Stored data:
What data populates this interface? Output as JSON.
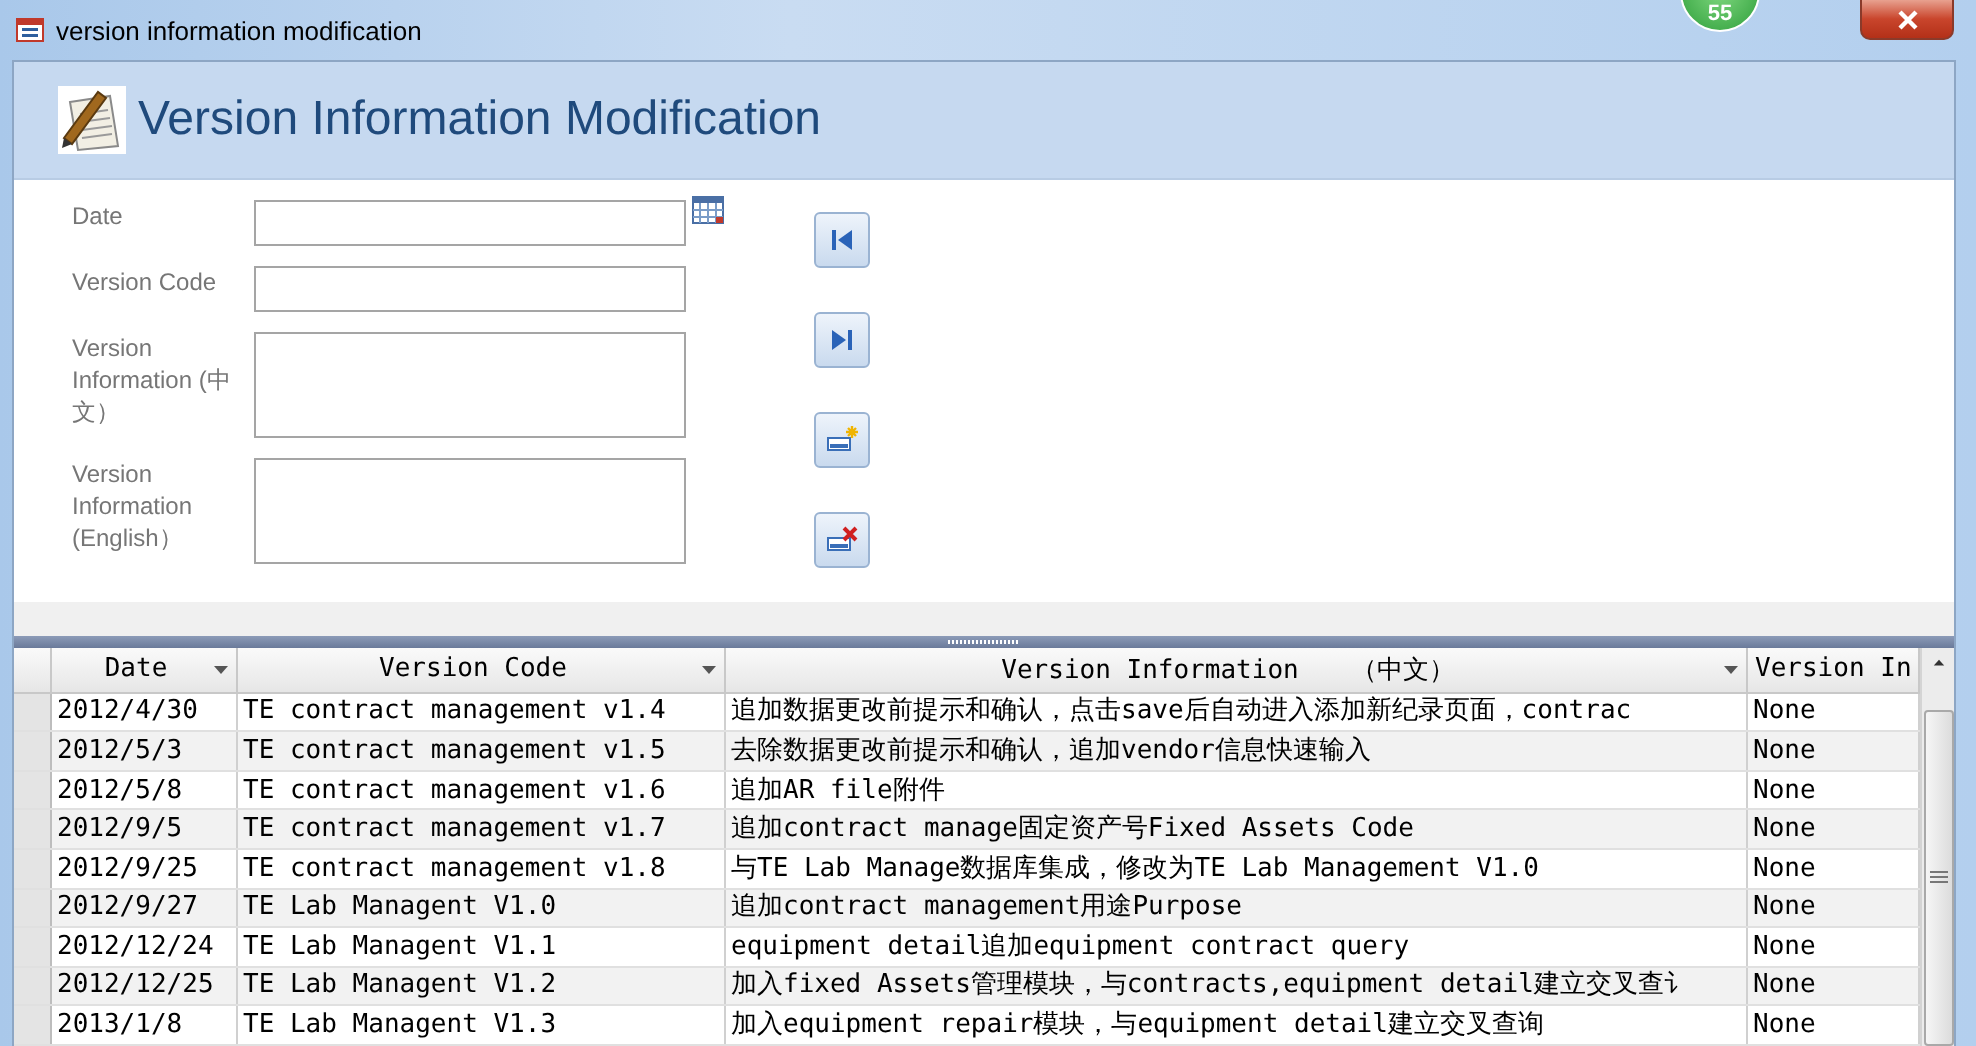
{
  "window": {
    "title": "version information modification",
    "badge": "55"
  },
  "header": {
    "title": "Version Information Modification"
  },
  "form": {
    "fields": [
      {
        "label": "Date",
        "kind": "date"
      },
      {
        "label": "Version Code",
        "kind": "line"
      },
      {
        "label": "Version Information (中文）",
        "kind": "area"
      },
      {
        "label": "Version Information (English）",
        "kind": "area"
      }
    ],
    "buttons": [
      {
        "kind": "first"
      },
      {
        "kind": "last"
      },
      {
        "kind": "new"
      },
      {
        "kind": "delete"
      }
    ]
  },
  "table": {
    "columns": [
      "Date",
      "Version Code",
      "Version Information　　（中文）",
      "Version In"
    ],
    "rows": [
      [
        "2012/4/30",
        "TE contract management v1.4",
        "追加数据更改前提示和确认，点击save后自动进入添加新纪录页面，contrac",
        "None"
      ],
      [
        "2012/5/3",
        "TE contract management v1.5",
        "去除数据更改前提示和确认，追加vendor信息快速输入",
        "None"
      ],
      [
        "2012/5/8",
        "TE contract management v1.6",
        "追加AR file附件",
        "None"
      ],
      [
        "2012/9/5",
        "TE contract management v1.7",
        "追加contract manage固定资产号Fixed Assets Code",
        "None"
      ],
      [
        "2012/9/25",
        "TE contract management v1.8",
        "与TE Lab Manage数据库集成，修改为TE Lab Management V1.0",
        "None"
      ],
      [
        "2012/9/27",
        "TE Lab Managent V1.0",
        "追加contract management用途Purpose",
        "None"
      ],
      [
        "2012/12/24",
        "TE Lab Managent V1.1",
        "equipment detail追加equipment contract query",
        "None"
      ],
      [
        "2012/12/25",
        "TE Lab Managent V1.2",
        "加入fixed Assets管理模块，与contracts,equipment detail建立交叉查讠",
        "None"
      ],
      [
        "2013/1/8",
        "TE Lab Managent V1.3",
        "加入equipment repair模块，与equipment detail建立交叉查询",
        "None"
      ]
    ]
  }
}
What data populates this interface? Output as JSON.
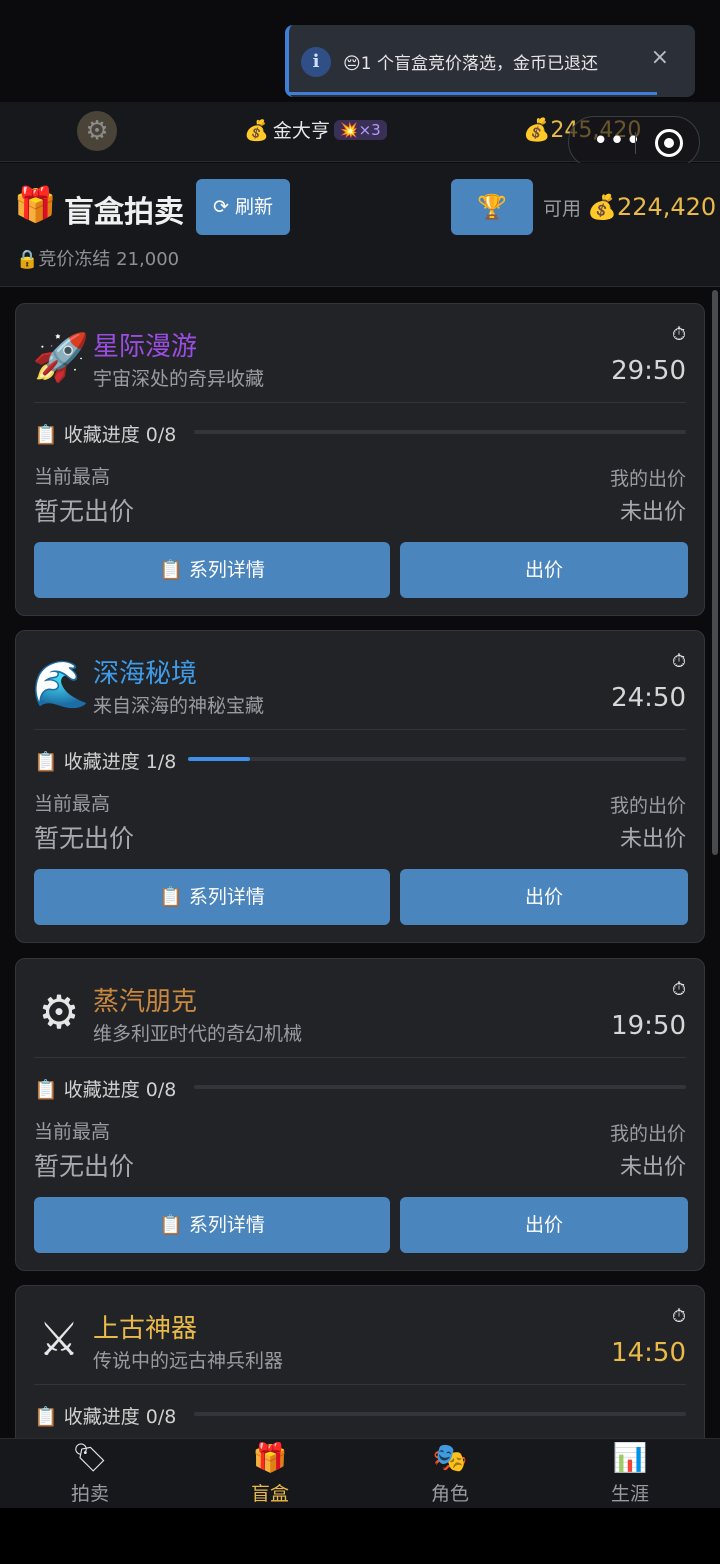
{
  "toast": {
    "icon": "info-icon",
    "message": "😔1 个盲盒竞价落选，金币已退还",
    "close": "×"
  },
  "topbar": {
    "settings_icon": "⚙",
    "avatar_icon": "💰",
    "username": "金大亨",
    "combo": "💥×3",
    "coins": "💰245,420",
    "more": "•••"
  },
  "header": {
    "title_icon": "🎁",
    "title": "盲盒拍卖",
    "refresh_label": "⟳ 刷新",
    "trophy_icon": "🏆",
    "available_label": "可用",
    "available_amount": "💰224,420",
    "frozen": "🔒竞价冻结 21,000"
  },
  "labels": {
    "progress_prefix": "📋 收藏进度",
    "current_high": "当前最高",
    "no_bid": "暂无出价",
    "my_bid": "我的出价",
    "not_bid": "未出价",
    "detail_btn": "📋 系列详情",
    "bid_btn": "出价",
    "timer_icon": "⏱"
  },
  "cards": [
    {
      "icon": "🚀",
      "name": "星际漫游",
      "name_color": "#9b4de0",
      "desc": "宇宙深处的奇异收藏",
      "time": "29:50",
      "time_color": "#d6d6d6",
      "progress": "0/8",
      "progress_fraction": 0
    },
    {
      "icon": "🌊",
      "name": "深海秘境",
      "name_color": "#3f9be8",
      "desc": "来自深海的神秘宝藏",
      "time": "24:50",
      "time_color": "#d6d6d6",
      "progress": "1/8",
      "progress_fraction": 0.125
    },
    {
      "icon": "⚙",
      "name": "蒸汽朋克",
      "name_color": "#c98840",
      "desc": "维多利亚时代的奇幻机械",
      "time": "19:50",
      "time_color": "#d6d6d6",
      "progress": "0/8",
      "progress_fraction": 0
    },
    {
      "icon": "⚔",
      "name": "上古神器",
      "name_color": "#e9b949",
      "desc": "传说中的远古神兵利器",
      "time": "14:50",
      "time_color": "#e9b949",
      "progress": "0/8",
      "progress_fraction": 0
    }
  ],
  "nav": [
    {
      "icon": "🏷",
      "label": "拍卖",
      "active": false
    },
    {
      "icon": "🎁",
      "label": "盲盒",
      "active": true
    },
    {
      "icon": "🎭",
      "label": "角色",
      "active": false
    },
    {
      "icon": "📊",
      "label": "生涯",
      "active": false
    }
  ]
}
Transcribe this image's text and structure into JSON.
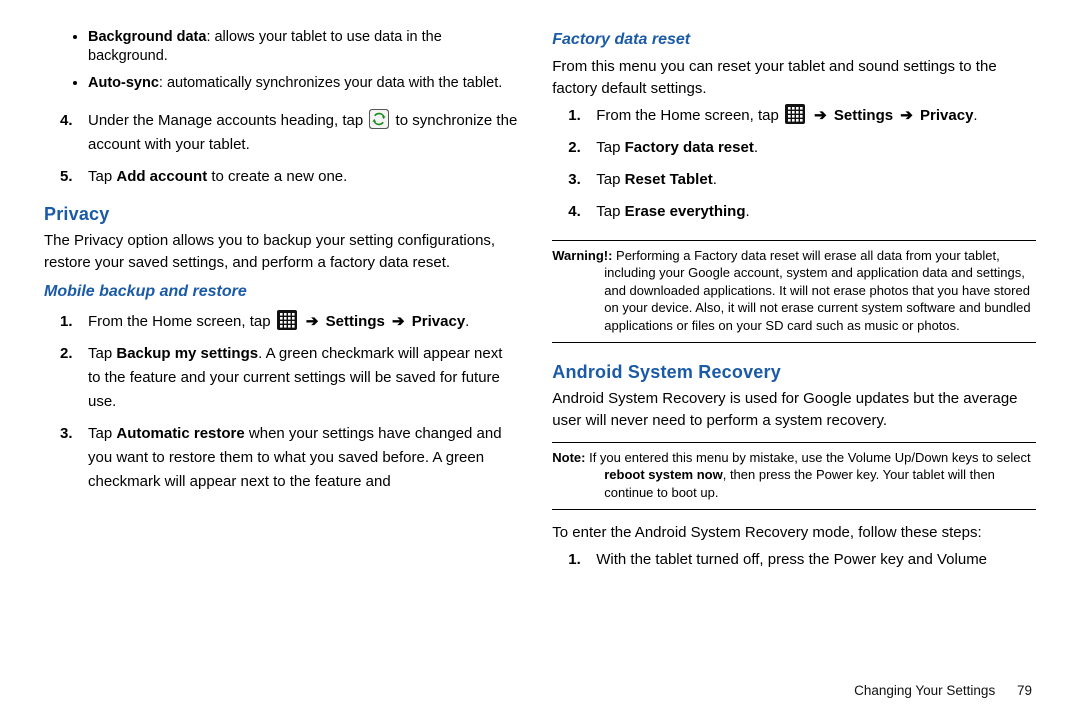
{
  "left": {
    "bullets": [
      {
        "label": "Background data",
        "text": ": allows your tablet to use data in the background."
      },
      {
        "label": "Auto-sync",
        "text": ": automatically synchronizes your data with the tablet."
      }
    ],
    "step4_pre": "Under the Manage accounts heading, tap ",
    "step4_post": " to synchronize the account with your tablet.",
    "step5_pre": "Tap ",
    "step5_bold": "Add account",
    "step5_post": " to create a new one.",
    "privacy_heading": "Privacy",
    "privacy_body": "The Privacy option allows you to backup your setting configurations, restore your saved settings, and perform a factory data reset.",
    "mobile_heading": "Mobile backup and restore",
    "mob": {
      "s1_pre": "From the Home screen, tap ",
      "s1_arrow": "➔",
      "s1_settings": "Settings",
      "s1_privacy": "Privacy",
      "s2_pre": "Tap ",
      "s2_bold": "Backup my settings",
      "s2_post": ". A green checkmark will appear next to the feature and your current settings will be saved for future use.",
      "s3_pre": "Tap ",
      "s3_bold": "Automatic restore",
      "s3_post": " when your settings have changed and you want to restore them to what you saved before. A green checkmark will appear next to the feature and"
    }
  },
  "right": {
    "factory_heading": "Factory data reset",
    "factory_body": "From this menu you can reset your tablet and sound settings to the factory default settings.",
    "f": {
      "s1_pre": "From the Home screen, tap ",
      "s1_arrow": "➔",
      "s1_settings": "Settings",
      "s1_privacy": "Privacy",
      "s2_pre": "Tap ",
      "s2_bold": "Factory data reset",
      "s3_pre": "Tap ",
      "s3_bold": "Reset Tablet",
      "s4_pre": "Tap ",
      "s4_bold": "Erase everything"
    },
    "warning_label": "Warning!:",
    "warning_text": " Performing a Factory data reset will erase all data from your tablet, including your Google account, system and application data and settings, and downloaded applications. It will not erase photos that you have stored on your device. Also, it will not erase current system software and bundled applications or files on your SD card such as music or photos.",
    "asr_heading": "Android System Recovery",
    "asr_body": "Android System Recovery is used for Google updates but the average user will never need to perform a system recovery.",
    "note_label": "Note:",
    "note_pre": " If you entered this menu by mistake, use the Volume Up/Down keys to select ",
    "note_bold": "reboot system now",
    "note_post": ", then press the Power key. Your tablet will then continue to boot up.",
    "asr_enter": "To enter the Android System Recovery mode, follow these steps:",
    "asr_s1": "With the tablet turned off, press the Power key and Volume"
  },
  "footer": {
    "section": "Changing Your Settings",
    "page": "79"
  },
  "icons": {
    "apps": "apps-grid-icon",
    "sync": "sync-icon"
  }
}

**Short task**
Leave out the pictures and give the rest of the records again exactly.

**Expected answer**
What data populates this interface? Output as JSON.
{
  "window": {
    "title": "version information modification",
    "badge": "55"
  },
  "header": {
    "title": "Version Information Modification"
  },
  "form": {
    "fields": [
      {
        "label": "Date",
        "kind": "date"
      },
      {
        "label": "Version Code",
        "kind": "line"
      },
      {
        "label": "Version Information (中文）",
        "kind": "area"
      },
      {
        "label": "Version Information (English）",
        "kind": "area"
      }
    ],
    "buttons": [
      {
        "kind": "first"
      },
      {
        "kind": "last"
      },
      {
        "kind": "new"
      },
      {
        "kind": "delete"
      }
    ]
  },
  "table": {
    "columns": [
      "Date",
      "Version Code",
      "Version Information　　（中文）",
      "Version In"
    ],
    "rows": [
      [
        "2012/4/30",
        "TE contract management v1.4",
        "追加数据更改前提示和确认，点击save后自动进入添加新纪录页面，contrac",
        "None"
      ],
      [
        "2012/5/3",
        "TE contract management v1.5",
        "去除数据更改前提示和确认，追加vendor信息快速输入",
        "None"
      ],
      [
        "2012/5/8",
        "TE contract management v1.6",
        "追加AR file附件",
        "None"
      ],
      [
        "2012/9/5",
        "TE contract management v1.7",
        "追加contract manage固定资产号Fixed Assets Code",
        "None"
      ],
      [
        "2012/9/25",
        "TE contract management v1.8",
        "与TE Lab Manage数据库集成，修改为TE Lab Management V1.0",
        "None"
      ],
      [
        "2012/9/27",
        "TE Lab Managent V1.0",
        "追加contract management用途Purpose",
        "None"
      ],
      [
        "2012/12/24",
        "TE Lab Managent V1.1",
        "equipment detail追加equipment contract query",
        "None"
      ],
      [
        "2012/12/25",
        "TE Lab Managent V1.2",
        "加入fixed Assets管理模块，与contracts,equipment detail建立交叉查讠",
        "None"
      ],
      [
        "2013/1/8",
        "TE Lab Managent V1.3",
        "加入equipment repair模块，与equipment detail建立交叉查询",
        "None"
      ]
    ]
  }
}
What data populates this interface? Output as JSON.
{
  "toast": {
    "icon": "info-icon",
    "message": "😔1 个盲盒竞价落选，金币已退还",
    "close": "×"
  },
  "topbar": {
    "settings_icon": "⚙",
    "avatar_icon": "💰",
    "username": "金大亨",
    "combo": "💥×3",
    "coins": "💰245,420",
    "more": "•••"
  },
  "header": {
    "title_icon": "🎁",
    "title": "盲盒拍卖",
    "refresh_label": "⟳ 刷新",
    "trophy_icon": "🏆",
    "available_label": "可用",
    "available_amount": "💰224,420",
    "frozen": "🔒竞价冻结 21,000"
  },
  "labels": {
    "progress_prefix": "📋 收藏进度",
    "current_high": "当前最高",
    "no_bid": "暂无出价",
    "my_bid": "我的出价",
    "not_bid": "未出价",
    "detail_btn": "📋 系列详情",
    "bid_btn": "出价",
    "timer_icon": "⏱"
  },
  "cards": [
    {
      "icon": "🚀",
      "name": "星际漫游",
      "name_color": "#9b4de0",
      "desc": "宇宙深处的奇异收藏",
      "time": "29:50",
      "time_color": "#d6d6d6",
      "progress": "0/8",
      "progress_fraction": 0
    },
    {
      "icon": "🌊",
      "name": "深海秘境",
      "name_color": "#3f9be8",
      "desc": "来自深海的神秘宝藏",
      "time": "24:50",
      "time_color": "#d6d6d6",
      "progress": "1/8",
      "progress_fraction": 0.125
    },
    {
      "icon": "⚙",
      "name": "蒸汽朋克",
      "name_color": "#c98840",
      "desc": "维多利亚时代的奇幻机械",
      "time": "19:50",
      "time_color": "#d6d6d6",
      "progress": "0/8",
      "progress_fraction": 0
    },
    {
      "icon": "⚔",
      "name": "上古神器",
      "name_color": "#e9b949",
      "desc": "传说中的远古神兵利器",
      "time": "14:50",
      "time_color": "#e9b949",
      "progress": "0/8",
      "progress_fraction": 0
    }
  ],
  "nav": [
    {
      "icon": "🏷",
      "label": "拍卖",
      "active": false
    },
    {
      "icon": "🎁",
      "label": "盲盒",
      "active": true
    },
    {
      "icon": "🎭",
      "label": "角色",
      "active": false
    },
    {
      "icon": "📊",
      "label": "生涯",
      "active": false
    }
  ]
}
Transcribe this image's text and structure into JSON.
{
  "left": {
    "bullets": [
      {
        "label": "Background data",
        "text": ": allows your tablet to use data in the background."
      },
      {
        "label": "Auto-sync",
        "text": ": automatically synchronizes your data with the tablet."
      }
    ],
    "step4_pre": "Under the Manage accounts heading, tap ",
    "step4_post": " to synchronize the account with your tablet.",
    "step5_pre": "Tap ",
    "step5_bold": "Add account",
    "step5_post": " to create a new one.",
    "privacy_heading": "Privacy",
    "privacy_body": "The Privacy option allows you to backup your setting configurations, restore your saved settings, and perform a factory data reset.",
    "mobile_heading": "Mobile backup and restore",
    "mob": {
      "s1_pre": "From the Home screen, tap ",
      "s1_arrow": "➔",
      "s1_settings": "Settings",
      "s1_privacy": "Privacy",
      "s2_pre": "Tap ",
      "s2_bold": "Backup my settings",
      "s2_post": ". A green checkmark will appear next to the feature and your current settings will be saved for future use.",
      "s3_pre": "Tap ",
      "s3_bold": "Automatic restore",
      "s3_post": " when your settings have changed and you want to restore them to what you saved before. A green checkmark will appear next to the feature and"
    }
  },
  "right": {
    "factory_heading": "Factory data reset",
    "factory_body": "From this menu you can reset your tablet and sound settings to the factory default settings.",
    "f": {
      "s1_pre": "From the Home screen, tap ",
      "s1_arrow": "➔",
      "s1_settings": "Settings",
      "s1_privacy": "Privacy",
      "s2_pre": "Tap ",
      "s2_bold": "Factory data reset",
      "s3_pre": "Tap ",
      "s3_bold": "Reset Tablet",
      "s4_pre": "Tap ",
      "s4_bold": "Erase everything"
    },
    "warning_label": "Warning!:",
    "warning_text": " Performing a Factory data reset will erase all data from your tablet, including your Google account, system and application data and settings, and downloaded applications. It will not erase photos that you have stored on your device. Also, it will not erase current system software and bundled applications or files on your SD card such as music or photos.",
    "asr_heading": "Android System Recovery",
    "asr_body": "Android System Recovery is used for Google updates but the average user will never need to perform a system recovery.",
    "note_label": "Note:",
    "note_pre": " If you entered this menu by mistake, use the Volume Up/Down keys to select ",
    "note_bold": "reboot system now",
    "note_post": ", then press the Power key. Your tablet will then continue to boot up.",
    "asr_enter": "To enter the Android System Recovery mode, follow these steps:",
    "asr_s1": "With the tablet turned off, press the Power key and Volume"
  },
  "footer": {
    "section": "Changing Your Settings",
    "page": "79"
  },
  "icons": {
    "apps": "apps-grid-icon",
    "sync": "sync-icon"
  }
}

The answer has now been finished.